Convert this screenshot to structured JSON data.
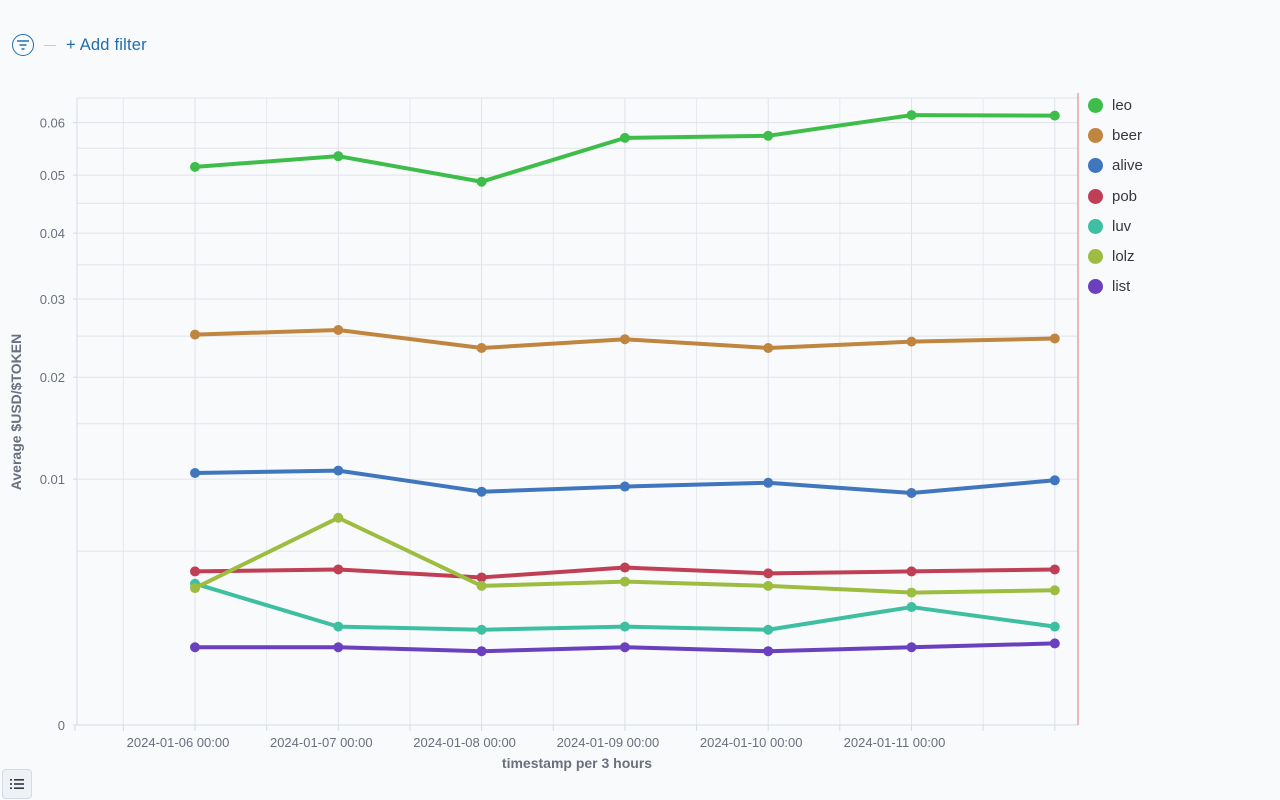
{
  "toolbar": {
    "filter_icon": "filter-icon",
    "add_filter_label": "+ Add filter"
  },
  "legend_toggle_icon": "list-icon",
  "chart_data": {
    "type": "line",
    "title": "",
    "xlabel": "timestamp per 3 hours",
    "ylabel": "Average $USD/$TOKEN",
    "yscale": "sqrt",
    "ylim": [
      0,
      0.065
    ],
    "yticks": [
      0,
      0.01,
      0.02,
      0.03,
      0.04,
      0.05,
      0.06
    ],
    "ytick_labels": [
      "0",
      "0.01",
      "0.02",
      "0.03",
      "0.04",
      "0.05",
      "0.06"
    ],
    "x": [
      "2024-01-06 00:00",
      "2024-01-07 00:00",
      "2024-01-08 00:00",
      "2024-01-09 00:00",
      "2024-01-10 00:00",
      "2024-01-11 00:00",
      "2024-01-12 00:00"
    ],
    "xtick_labels": [
      "2024-01-06 00:00",
      "2024-01-07 00:00",
      "2024-01-08 00:00",
      "2024-01-09 00:00",
      "2024-01-10 00:00",
      "2024-01-11 00:00"
    ],
    "grid": true,
    "legend_position": "right",
    "series": [
      {
        "name": "leo",
        "color": "#3fbd4a",
        "values": [
          0.0515,
          0.0535,
          0.0488,
          0.057,
          0.0574,
          0.0615,
          0.0614
        ]
      },
      {
        "name": "beer",
        "color": "#c0853f",
        "values": [
          0.0252,
          0.0258,
          0.0235,
          0.0246,
          0.0235,
          0.0243,
          0.0247
        ]
      },
      {
        "name": "alive",
        "color": "#3f76be",
        "values": [
          0.0105,
          0.0107,
          0.009,
          0.0094,
          0.0097,
          0.0089,
          0.0099
        ]
      },
      {
        "name": "pob",
        "color": "#c03f55",
        "values": [
          0.0039,
          0.004,
          0.0036,
          0.0041,
          0.0038,
          0.0039,
          0.004
        ]
      },
      {
        "name": "luv",
        "color": "#3fbfa1",
        "values": [
          0.0033,
          0.0016,
          0.0015,
          0.0016,
          0.0015,
          0.0023,
          0.0016
        ]
      },
      {
        "name": "lolz",
        "color": "#9cbd3f",
        "values": [
          0.0031,
          0.0071,
          0.0032,
          0.0034,
          0.0032,
          0.0029,
          0.003
        ]
      },
      {
        "name": "list",
        "color": "#6a40be",
        "values": [
          0.001,
          0.001,
          0.0009,
          0.001,
          0.0009,
          0.001,
          0.0011
        ]
      }
    ]
  }
}
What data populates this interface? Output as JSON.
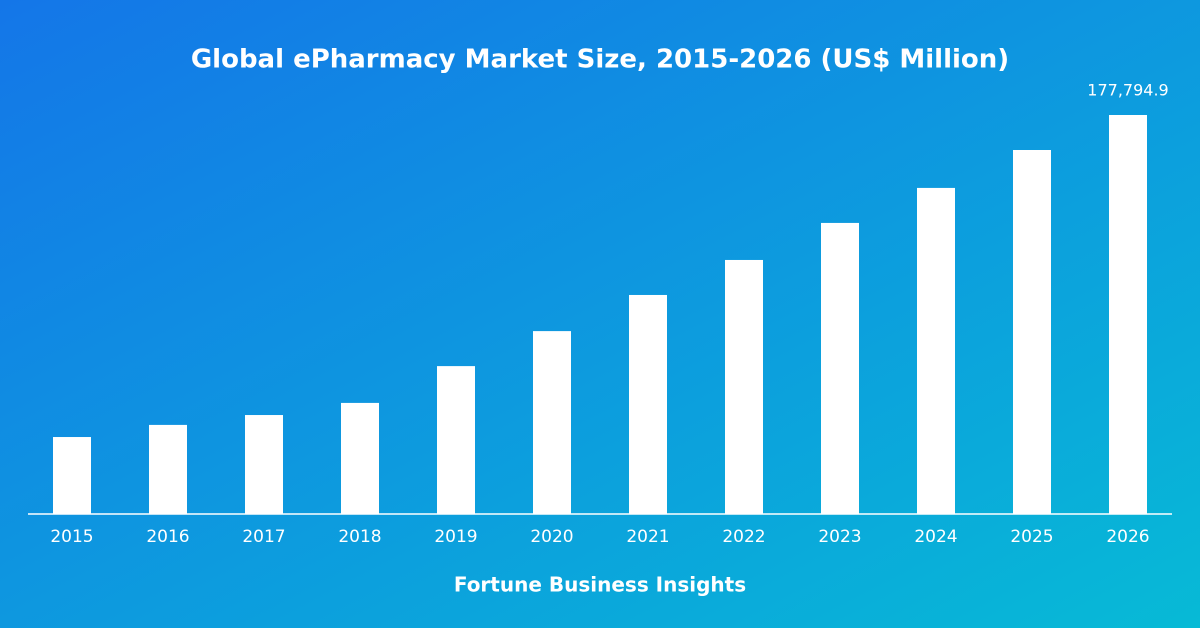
{
  "chart_data": {
    "type": "bar",
    "title": "Global ePharmacy Market Size, 2015-2026 (US$ Million)",
    "source": "Fortune Business Insights",
    "categories": [
      "2015",
      "2016",
      "2017",
      "2018",
      "2019",
      "2020",
      "2021",
      "2022",
      "2023",
      "2024",
      "2025",
      "2026"
    ],
    "values": [
      34300,
      39700,
      44100,
      49500,
      65900,
      81500,
      97600,
      113200,
      129700,
      145300,
      162200,
      177794.9
    ],
    "value_labels": [
      null,
      null,
      null,
      null,
      null,
      null,
      null,
      null,
      null,
      null,
      null,
      "177,794.9"
    ],
    "color": "#ffffff"
  }
}
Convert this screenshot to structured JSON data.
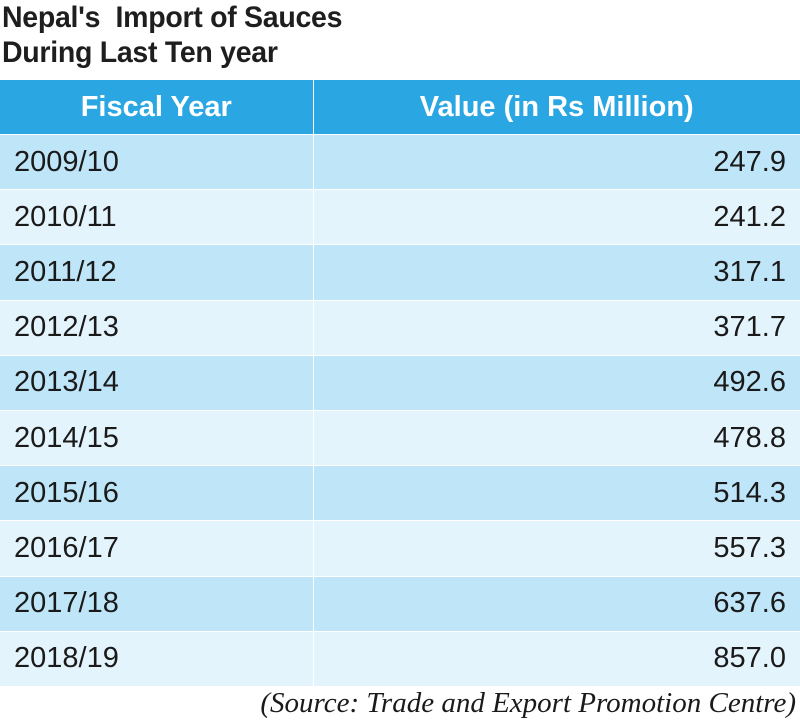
{
  "title_lines": [
    "Nepal's  Import of Sauces",
    "During Last Ten year"
  ],
  "header": {
    "col1": "Fiscal Year",
    "col2": "Value (in Rs Million)"
  },
  "rows": [
    {
      "year": "2009/10",
      "value": "247.9"
    },
    {
      "year": "2010/11",
      "value": "241.2"
    },
    {
      "year": "2011/12",
      "value": "317.1"
    },
    {
      "year": "2012/13",
      "value": "371.7"
    },
    {
      "year": "2013/14",
      "value": "492.6"
    },
    {
      "year": "2014/15",
      "value": "478.8"
    },
    {
      "year": "2015/16",
      "value": "514.3"
    },
    {
      "year": "2016/17",
      "value": "557.3"
    },
    {
      "year": "2017/18",
      "value": "637.6"
    },
    {
      "year": "2018/19",
      "value": "857.0"
    }
  ],
  "source": "(Source: Trade and Export Promotion Centre)",
  "colors": {
    "header_bg": "#2aa7e2",
    "row_dark": "#bfe6f8",
    "row_light": "#e4f4fc"
  },
  "chart_data": {
    "type": "table",
    "title": "Nepal's  Import of Sauces During Last Ten year",
    "columns": [
      "Fiscal Year",
      "Value (in Rs Million)"
    ],
    "categories": [
      "2009/10",
      "2010/11",
      "2011/12",
      "2012/13",
      "2013/14",
      "2014/15",
      "2015/16",
      "2016/17",
      "2017/18",
      "2018/19"
    ],
    "values": [
      247.9,
      241.2,
      317.1,
      371.7,
      492.6,
      478.8,
      514.3,
      557.3,
      637.6,
      857.0
    ]
  }
}
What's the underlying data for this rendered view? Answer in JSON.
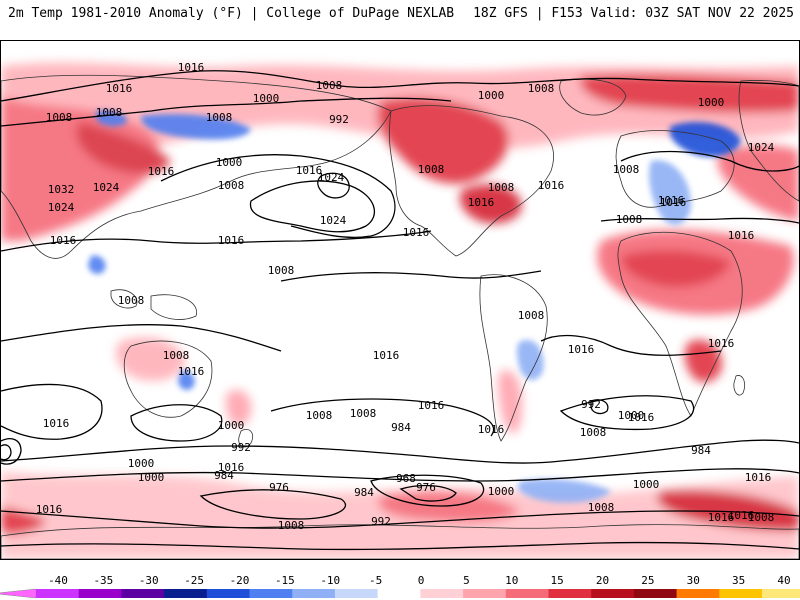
{
  "header": {
    "title": "2m Temp 1981-2010 Anomaly (°F) | College of DuPage NEXLAB",
    "run_info": "18Z GFS | F153 Valid: 03Z SAT NOV 22 2025"
  },
  "map": {
    "contour_labels": [
      {
        "text": "1016"
      },
      {
        "text": "1016"
      },
      {
        "text": "1008"
      },
      {
        "text": "1008"
      },
      {
        "text": "1000"
      },
      {
        "text": "1008"
      },
      {
        "text": "1000"
      },
      {
        "text": "992"
      },
      {
        "text": "1008"
      },
      {
        "text": "1000"
      },
      {
        "text": "1008"
      },
      {
        "text": "1032"
      },
      {
        "text": "1024"
      },
      {
        "text": "1016"
      },
      {
        "text": "1024"
      },
      {
        "text": "1016"
      },
      {
        "text": "1016"
      },
      {
        "text": "1024"
      },
      {
        "text": "1024"
      },
      {
        "text": "1016"
      },
      {
        "text": "1000"
      },
      {
        "text": "1008"
      },
      {
        "text": "1008"
      },
      {
        "text": "1008"
      },
      {
        "text": "1016"
      },
      {
        "text": "1016"
      },
      {
        "text": "1016"
      },
      {
        "text": "1008"
      },
      {
        "text": "1008"
      },
      {
        "text": "1016"
      },
      {
        "text": "1024"
      },
      {
        "text": "1016"
      },
      {
        "text": "1016"
      },
      {
        "text": "1008"
      },
      {
        "text": "1008"
      },
      {
        "text": "1008"
      },
      {
        "text": "1008"
      },
      {
        "text": "1016"
      },
      {
        "text": "1016"
      },
      {
        "text": "1016"
      },
      {
        "text": "1016"
      },
      {
        "text": "1016"
      },
      {
        "text": "1000"
      },
      {
        "text": "1008"
      },
      {
        "text": "1008"
      },
      {
        "text": "1016"
      },
      {
        "text": "1000"
      },
      {
        "text": "984"
      },
      {
        "text": "1016"
      },
      {
        "text": "1016"
      },
      {
        "text": "1016"
      },
      {
        "text": "1008"
      },
      {
        "text": "992"
      },
      {
        "text": "992"
      },
      {
        "text": "984"
      },
      {
        "text": "1000"
      },
      {
        "text": "1000"
      },
      {
        "text": "984"
      },
      {
        "text": "976"
      },
      {
        "text": "968"
      },
      {
        "text": "976"
      },
      {
        "text": "984"
      },
      {
        "text": "1000"
      },
      {
        "text": "1008"
      },
      {
        "text": "1016"
      },
      {
        "text": "1016"
      },
      {
        "text": "1000"
      },
      {
        "text": "992"
      },
      {
        "text": "1008"
      },
      {
        "text": "1016"
      },
      {
        "text": "1008"
      },
      {
        "text": "1016"
      }
    ]
  },
  "colorbar": {
    "ticks": [
      "-40",
      "-35",
      "-30",
      "-25",
      "-20",
      "-15",
      "-10",
      "-5",
      "0",
      "5",
      "10",
      "15",
      "20",
      "25",
      "30",
      "35",
      "40"
    ],
    "colors": [
      "#ff66ff",
      "#cc33ff",
      "#9900cc",
      "#5c00a3",
      "#0a1f8f",
      "#1f4fd8",
      "#4f7ff0",
      "#8fb0f5",
      "#c7d8fb",
      "#ffffff",
      "#ffd0d5",
      "#ffa3ad",
      "#f56b78",
      "#e0303f",
      "#b80f1f",
      "#8f0812",
      "#ff7a00",
      "#ffc400",
      "#ffe87a",
      "#c8c8c8"
    ]
  }
}
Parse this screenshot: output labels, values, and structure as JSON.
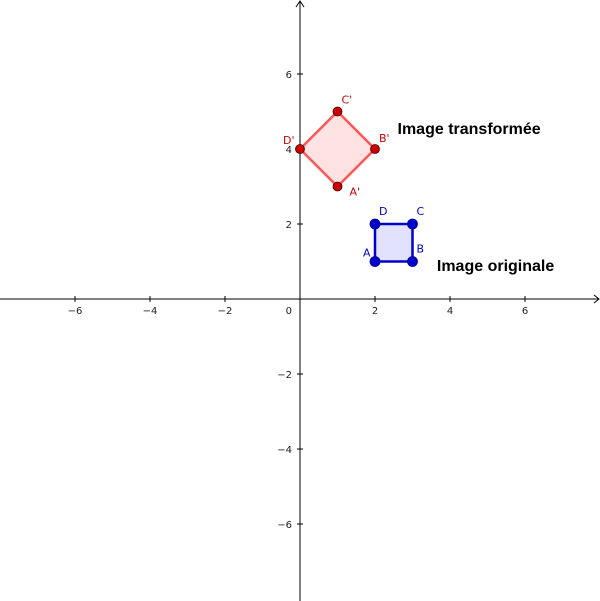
{
  "chart_data": {
    "type": "scatter",
    "title": "",
    "xlabel": "",
    "ylabel": "",
    "xlim": [
      -8,
      8
    ],
    "ylim": [
      -8,
      8
    ],
    "grid": false,
    "x_ticks": [
      -6,
      -4,
      -2,
      2,
      4,
      6
    ],
    "y_ticks": [
      -6,
      -4,
      -2,
      2,
      4,
      6
    ],
    "origin_label": "0",
    "series": [
      {
        "name": "Image originale",
        "color": "#0000cc",
        "fill": "#e0e0ff",
        "points": [
          {
            "label": "A",
            "x": 2,
            "y": 1
          },
          {
            "label": "B",
            "x": 3,
            "y": 1
          },
          {
            "label": "C",
            "x": 3,
            "y": 2
          },
          {
            "label": "D",
            "x": 2,
            "y": 2
          }
        ]
      },
      {
        "name": "Image transformée",
        "color": "#cc0000",
        "stroke": "#ff5555",
        "fill": "#ffe0e0",
        "points": [
          {
            "label": "A'",
            "x": 1,
            "y": 3
          },
          {
            "label": "B'",
            "x": 2,
            "y": 4
          },
          {
            "label": "C'",
            "x": 1,
            "y": 5
          },
          {
            "label": "D'",
            "x": 0,
            "y": 4
          }
        ]
      }
    ],
    "annotations": [
      {
        "text": "Image transformée",
        "x": 2.6,
        "y": 4.4
      },
      {
        "text": "Image originale",
        "x": 3.65,
        "y": 0.75
      }
    ]
  }
}
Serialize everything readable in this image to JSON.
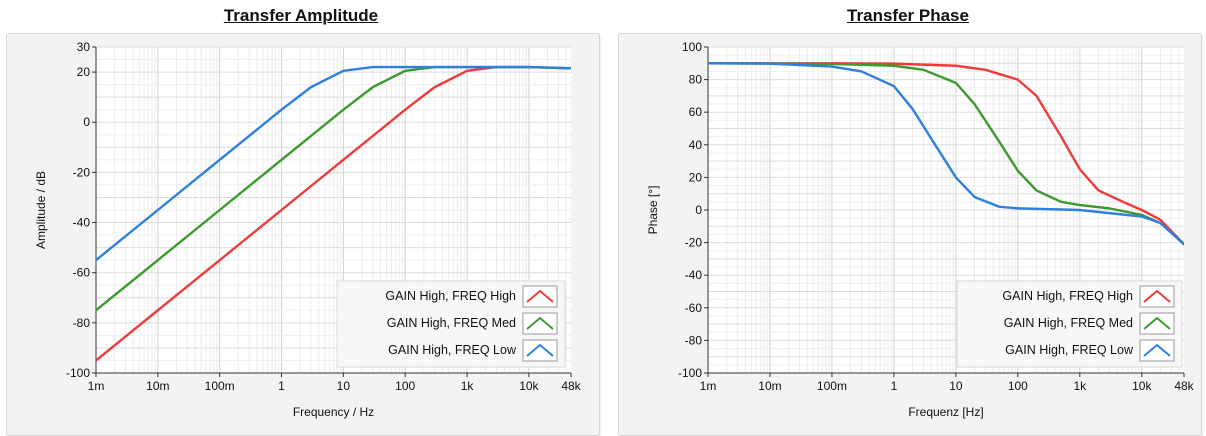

▶ [What you need to do]:
Go through the data above and find the lines with the word "name". Copy each of those lines.

▶ [Answer to the exercise]:
        "name": "leo",
        "name": "beer",
        "name": "alive",
        "name": "pob",
        "name": "luv",
        "name": "lolz",
        "name": "list",
        "name": "Image originale",
        "name": "Image transformée",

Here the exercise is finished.